**EXERCISE BRIEF**
Check each line for the string "Years" and give only the count of lines that have it.

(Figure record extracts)

[START]

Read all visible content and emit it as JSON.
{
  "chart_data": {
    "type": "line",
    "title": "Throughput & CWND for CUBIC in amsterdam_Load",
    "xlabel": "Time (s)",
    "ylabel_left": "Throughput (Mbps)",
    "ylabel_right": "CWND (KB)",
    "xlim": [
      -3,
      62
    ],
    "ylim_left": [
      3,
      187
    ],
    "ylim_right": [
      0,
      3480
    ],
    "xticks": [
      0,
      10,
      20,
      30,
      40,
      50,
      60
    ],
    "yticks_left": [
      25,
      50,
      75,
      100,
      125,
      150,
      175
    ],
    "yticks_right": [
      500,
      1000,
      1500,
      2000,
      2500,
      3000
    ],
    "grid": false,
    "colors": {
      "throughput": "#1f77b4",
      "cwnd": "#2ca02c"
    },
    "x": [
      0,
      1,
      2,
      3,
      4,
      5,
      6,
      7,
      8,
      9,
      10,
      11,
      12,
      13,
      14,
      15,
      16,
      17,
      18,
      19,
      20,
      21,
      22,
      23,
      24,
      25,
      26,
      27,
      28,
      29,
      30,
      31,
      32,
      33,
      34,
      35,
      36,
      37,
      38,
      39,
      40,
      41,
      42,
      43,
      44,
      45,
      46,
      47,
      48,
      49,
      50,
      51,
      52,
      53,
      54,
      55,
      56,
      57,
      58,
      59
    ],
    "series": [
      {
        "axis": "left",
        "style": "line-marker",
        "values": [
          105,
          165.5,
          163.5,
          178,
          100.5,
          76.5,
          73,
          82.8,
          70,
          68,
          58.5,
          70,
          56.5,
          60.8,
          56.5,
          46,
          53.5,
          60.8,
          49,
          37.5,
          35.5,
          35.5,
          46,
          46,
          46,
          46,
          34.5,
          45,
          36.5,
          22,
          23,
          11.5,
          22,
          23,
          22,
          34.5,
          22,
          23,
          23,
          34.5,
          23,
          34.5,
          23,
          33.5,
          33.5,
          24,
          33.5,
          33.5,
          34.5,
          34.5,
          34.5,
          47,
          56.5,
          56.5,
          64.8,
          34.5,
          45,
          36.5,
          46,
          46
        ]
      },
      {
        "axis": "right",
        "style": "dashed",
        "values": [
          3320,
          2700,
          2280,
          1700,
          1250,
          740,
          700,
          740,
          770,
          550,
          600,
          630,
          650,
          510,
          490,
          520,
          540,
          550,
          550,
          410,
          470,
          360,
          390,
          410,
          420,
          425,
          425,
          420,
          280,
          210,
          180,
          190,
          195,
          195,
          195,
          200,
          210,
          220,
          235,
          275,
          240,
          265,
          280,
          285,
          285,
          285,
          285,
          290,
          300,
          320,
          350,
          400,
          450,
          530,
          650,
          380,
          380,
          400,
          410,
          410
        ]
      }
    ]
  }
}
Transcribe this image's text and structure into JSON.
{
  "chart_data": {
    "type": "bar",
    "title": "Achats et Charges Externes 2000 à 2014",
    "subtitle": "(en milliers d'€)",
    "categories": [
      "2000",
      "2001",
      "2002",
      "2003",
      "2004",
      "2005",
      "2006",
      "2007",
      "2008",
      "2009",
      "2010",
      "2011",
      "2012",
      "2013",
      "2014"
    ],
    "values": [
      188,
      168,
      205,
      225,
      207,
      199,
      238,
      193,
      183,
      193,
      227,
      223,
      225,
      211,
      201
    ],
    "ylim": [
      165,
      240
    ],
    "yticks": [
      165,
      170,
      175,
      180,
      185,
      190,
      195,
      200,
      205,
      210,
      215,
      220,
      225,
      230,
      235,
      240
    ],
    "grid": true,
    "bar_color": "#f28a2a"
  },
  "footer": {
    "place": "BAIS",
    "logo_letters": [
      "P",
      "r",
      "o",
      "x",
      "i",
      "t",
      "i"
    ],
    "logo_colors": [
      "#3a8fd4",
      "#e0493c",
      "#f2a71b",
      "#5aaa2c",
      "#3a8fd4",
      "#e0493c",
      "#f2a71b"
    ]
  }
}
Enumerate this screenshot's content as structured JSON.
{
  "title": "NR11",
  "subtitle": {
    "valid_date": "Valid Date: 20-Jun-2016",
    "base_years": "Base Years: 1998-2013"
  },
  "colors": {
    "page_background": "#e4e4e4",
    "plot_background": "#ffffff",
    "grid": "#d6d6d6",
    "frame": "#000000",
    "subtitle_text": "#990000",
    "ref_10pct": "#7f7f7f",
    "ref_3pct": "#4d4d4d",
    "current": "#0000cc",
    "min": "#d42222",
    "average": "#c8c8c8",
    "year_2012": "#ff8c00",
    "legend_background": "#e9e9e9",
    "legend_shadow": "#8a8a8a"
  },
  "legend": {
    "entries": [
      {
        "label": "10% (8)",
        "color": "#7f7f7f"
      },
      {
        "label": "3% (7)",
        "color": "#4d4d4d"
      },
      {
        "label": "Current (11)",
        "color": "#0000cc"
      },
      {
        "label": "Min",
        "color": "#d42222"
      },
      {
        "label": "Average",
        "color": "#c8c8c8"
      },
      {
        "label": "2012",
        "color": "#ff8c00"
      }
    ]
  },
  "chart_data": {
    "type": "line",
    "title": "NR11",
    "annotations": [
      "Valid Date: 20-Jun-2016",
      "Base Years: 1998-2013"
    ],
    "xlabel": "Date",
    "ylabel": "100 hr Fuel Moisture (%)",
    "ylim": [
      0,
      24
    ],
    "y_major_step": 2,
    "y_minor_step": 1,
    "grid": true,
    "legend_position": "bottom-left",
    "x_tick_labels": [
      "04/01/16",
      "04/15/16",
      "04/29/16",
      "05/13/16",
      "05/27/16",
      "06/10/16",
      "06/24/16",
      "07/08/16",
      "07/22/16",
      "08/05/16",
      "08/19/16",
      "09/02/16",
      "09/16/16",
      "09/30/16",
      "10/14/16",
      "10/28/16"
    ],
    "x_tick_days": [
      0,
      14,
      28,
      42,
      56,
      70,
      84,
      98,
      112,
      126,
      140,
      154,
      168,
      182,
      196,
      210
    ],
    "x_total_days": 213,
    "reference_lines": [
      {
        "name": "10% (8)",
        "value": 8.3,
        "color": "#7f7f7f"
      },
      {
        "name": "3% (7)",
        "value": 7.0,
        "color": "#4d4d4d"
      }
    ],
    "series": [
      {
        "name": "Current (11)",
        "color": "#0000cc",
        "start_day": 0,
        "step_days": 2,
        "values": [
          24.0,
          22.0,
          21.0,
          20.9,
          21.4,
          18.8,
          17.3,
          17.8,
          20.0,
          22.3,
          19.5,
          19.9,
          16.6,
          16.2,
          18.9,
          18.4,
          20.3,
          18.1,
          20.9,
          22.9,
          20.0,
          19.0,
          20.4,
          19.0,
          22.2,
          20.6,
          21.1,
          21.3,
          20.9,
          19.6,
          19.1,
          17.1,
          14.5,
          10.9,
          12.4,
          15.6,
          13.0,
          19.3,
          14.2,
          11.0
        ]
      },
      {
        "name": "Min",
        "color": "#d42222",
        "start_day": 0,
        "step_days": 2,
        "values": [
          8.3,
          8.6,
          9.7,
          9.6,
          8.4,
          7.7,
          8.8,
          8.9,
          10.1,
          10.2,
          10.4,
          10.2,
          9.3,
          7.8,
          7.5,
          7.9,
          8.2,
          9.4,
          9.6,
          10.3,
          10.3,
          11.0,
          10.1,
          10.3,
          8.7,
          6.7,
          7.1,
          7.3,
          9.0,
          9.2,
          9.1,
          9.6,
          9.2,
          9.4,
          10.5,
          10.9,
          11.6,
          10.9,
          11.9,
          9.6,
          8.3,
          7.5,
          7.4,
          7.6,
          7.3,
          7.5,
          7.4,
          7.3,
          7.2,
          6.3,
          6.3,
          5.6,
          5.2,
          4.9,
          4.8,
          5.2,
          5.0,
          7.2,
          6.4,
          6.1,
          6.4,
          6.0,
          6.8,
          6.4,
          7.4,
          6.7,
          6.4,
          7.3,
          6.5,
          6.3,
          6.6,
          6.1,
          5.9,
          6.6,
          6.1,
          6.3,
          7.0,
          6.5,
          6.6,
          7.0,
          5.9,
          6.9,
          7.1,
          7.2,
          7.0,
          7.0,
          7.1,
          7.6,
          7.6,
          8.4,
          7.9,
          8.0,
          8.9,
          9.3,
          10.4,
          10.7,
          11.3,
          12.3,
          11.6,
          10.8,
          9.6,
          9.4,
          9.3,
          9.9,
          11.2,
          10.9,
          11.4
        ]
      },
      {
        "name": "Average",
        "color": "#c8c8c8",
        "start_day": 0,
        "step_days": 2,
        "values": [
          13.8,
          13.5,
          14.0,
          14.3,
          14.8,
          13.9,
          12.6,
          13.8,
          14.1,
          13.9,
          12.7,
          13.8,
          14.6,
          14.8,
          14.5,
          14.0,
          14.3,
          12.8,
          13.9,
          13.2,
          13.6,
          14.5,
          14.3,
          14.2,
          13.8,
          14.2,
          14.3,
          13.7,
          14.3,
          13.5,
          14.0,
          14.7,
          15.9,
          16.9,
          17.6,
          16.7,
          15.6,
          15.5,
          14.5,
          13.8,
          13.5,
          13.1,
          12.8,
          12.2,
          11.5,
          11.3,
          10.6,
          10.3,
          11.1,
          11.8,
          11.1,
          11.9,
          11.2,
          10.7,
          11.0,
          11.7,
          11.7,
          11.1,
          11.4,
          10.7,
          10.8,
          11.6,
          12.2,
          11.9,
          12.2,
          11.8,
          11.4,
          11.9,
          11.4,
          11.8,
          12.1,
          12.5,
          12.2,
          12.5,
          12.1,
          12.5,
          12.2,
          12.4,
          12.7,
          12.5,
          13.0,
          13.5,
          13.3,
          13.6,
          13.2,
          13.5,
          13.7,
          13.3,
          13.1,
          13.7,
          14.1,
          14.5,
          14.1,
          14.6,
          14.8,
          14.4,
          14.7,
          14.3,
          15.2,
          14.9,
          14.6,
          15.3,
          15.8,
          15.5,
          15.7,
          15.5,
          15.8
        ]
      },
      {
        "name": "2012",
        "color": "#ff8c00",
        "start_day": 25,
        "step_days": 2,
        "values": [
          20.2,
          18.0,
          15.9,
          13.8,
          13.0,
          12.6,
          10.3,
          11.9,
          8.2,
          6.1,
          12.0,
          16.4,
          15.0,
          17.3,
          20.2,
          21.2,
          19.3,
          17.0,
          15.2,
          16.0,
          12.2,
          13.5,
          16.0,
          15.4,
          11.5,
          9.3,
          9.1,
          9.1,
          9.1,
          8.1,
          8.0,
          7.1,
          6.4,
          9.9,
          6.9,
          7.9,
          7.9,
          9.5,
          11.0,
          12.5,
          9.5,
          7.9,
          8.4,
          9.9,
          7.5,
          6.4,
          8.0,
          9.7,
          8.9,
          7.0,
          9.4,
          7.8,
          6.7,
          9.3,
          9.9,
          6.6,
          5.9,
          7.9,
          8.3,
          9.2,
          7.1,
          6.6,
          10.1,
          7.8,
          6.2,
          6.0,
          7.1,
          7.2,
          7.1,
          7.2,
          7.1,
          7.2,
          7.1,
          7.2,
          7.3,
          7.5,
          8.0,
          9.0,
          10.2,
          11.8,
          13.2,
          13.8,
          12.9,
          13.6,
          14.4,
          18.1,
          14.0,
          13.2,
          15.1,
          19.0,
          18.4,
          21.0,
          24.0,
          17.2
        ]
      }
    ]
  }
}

[END]

**REPLY**
2